[Required work]:
Scan the material that follows. Copy every line containing the word "Output".

+ + + +

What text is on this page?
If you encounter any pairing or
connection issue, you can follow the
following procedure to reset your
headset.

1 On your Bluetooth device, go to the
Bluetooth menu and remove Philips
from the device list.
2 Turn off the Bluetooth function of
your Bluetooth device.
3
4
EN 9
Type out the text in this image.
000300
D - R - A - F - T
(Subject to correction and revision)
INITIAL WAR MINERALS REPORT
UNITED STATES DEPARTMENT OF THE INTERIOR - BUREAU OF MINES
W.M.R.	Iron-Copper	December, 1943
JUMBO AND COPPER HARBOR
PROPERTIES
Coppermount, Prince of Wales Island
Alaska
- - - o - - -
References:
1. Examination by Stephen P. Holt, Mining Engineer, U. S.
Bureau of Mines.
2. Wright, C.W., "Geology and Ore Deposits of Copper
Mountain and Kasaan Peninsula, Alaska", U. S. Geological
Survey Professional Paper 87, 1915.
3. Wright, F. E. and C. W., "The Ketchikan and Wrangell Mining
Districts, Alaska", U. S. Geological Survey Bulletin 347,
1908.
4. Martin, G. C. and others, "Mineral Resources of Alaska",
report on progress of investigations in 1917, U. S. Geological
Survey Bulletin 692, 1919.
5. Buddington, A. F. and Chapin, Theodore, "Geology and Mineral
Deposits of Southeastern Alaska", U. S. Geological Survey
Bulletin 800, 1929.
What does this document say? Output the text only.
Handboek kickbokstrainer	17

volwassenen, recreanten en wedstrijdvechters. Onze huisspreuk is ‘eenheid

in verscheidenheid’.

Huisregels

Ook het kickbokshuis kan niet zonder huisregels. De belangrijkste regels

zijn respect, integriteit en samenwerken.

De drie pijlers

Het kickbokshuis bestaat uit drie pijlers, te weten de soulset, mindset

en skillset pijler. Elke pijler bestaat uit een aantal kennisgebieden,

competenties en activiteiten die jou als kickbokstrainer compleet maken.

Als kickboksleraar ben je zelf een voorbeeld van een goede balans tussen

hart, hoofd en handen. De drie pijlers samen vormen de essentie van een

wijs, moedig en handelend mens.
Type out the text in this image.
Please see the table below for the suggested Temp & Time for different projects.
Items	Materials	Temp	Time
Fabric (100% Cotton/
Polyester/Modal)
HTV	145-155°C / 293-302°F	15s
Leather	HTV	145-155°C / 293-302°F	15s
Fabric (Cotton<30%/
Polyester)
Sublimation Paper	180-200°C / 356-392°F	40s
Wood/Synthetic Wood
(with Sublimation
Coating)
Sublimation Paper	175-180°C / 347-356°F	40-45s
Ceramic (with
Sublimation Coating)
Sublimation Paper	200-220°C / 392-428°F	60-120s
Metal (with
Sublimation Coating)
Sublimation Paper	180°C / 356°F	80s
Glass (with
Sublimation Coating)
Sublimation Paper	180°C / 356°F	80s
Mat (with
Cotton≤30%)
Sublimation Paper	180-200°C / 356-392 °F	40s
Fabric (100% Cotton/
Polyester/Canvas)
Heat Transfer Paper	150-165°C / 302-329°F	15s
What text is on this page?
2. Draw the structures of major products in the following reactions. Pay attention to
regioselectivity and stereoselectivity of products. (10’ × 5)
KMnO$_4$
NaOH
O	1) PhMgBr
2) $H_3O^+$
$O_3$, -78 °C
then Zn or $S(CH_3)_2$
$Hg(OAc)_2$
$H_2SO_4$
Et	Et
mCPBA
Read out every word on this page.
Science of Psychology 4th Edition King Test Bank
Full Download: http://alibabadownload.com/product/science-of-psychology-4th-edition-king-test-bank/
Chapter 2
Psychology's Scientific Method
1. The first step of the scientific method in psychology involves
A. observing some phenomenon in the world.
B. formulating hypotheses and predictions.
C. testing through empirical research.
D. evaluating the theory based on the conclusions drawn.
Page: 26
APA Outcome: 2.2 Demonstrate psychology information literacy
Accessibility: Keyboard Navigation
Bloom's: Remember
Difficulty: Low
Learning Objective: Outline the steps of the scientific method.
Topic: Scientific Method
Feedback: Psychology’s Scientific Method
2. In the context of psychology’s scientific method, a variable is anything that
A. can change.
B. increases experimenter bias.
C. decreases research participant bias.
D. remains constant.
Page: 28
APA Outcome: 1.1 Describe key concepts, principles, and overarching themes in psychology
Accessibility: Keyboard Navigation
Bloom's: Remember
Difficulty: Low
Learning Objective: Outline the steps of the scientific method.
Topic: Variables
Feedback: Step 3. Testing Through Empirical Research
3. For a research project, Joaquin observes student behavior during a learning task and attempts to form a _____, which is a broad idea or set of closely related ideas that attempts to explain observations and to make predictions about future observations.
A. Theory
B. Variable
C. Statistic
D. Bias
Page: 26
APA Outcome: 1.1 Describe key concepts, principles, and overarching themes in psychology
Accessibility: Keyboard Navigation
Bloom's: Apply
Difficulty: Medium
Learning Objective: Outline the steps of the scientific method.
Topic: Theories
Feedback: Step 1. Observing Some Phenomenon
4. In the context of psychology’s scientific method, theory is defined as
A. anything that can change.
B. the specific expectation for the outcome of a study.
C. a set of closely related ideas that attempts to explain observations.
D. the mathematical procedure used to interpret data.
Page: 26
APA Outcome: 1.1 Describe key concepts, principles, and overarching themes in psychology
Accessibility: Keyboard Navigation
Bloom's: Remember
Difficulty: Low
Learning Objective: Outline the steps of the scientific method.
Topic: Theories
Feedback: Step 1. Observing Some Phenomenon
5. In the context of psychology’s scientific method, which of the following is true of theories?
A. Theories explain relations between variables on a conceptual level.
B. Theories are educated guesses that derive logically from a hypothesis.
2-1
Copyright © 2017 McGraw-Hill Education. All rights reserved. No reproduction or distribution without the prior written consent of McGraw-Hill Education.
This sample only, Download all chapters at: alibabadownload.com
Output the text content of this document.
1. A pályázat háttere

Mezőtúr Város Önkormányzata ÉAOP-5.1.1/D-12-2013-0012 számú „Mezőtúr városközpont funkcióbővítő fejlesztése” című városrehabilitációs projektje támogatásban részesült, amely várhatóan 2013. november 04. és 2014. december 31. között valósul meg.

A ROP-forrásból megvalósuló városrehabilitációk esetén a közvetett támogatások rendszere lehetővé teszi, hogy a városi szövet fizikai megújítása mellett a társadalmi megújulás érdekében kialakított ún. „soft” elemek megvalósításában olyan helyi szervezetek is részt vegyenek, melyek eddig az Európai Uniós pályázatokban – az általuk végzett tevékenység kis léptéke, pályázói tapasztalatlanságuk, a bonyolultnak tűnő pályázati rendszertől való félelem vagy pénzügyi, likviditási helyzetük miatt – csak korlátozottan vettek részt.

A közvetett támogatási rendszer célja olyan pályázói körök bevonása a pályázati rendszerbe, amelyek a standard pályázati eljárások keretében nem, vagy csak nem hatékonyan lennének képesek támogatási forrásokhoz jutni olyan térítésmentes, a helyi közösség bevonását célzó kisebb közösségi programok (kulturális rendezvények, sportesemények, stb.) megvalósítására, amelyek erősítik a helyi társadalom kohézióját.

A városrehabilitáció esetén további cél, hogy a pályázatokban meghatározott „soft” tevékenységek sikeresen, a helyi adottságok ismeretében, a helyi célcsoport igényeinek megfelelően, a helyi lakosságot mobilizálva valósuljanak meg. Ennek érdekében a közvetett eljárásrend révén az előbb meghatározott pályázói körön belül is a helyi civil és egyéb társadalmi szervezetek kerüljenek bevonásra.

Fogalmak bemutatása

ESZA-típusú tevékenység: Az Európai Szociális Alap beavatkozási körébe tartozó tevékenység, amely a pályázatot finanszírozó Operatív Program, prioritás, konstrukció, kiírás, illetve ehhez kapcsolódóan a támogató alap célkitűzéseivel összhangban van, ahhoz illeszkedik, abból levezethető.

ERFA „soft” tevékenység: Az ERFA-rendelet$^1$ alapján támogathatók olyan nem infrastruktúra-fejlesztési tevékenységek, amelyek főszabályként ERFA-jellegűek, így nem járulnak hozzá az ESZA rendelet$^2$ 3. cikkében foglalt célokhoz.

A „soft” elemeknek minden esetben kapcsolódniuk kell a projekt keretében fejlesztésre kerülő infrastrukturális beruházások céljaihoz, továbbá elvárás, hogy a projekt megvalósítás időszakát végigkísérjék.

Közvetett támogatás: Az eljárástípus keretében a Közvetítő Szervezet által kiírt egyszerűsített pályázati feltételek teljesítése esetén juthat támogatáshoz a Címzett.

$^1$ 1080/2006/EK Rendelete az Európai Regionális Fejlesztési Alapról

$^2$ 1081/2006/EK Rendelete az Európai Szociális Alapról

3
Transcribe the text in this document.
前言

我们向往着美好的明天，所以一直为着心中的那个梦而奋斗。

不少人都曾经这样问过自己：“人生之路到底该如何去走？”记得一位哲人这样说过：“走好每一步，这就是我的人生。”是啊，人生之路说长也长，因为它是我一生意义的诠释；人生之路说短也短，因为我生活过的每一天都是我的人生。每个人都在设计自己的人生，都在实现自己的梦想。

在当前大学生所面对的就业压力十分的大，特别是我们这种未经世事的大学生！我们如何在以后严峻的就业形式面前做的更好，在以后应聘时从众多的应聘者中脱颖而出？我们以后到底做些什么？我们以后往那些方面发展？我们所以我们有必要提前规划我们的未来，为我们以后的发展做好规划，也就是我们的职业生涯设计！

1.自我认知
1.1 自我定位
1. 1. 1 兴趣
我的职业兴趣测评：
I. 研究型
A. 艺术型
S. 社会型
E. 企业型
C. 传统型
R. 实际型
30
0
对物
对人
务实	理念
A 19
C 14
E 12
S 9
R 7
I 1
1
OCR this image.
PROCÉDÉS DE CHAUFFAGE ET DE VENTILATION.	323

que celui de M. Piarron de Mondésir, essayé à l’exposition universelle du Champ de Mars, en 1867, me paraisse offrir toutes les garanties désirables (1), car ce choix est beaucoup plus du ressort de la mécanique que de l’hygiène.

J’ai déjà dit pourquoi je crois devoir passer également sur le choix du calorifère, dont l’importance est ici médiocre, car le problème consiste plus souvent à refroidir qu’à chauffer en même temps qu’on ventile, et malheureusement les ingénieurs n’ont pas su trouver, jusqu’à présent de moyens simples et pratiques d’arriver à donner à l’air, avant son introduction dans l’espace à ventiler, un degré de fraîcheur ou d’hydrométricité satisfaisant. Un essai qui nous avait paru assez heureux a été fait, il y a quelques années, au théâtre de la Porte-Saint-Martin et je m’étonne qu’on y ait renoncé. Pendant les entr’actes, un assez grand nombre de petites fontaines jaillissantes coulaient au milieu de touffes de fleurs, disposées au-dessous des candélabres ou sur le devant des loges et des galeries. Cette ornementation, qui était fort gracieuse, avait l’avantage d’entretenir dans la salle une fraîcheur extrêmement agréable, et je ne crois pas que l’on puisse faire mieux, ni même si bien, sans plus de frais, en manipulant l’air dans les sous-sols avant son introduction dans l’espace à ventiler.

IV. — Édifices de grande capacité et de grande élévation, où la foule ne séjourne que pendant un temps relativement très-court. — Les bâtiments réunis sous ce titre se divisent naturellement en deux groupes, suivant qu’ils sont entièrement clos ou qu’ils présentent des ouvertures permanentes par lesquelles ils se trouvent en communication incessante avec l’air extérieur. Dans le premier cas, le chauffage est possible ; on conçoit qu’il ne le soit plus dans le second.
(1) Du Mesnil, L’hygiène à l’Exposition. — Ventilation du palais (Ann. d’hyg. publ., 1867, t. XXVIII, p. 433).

+ + + +

[Result of the exercise]:
What does this document say? Output the text only.
Output the text content of this document.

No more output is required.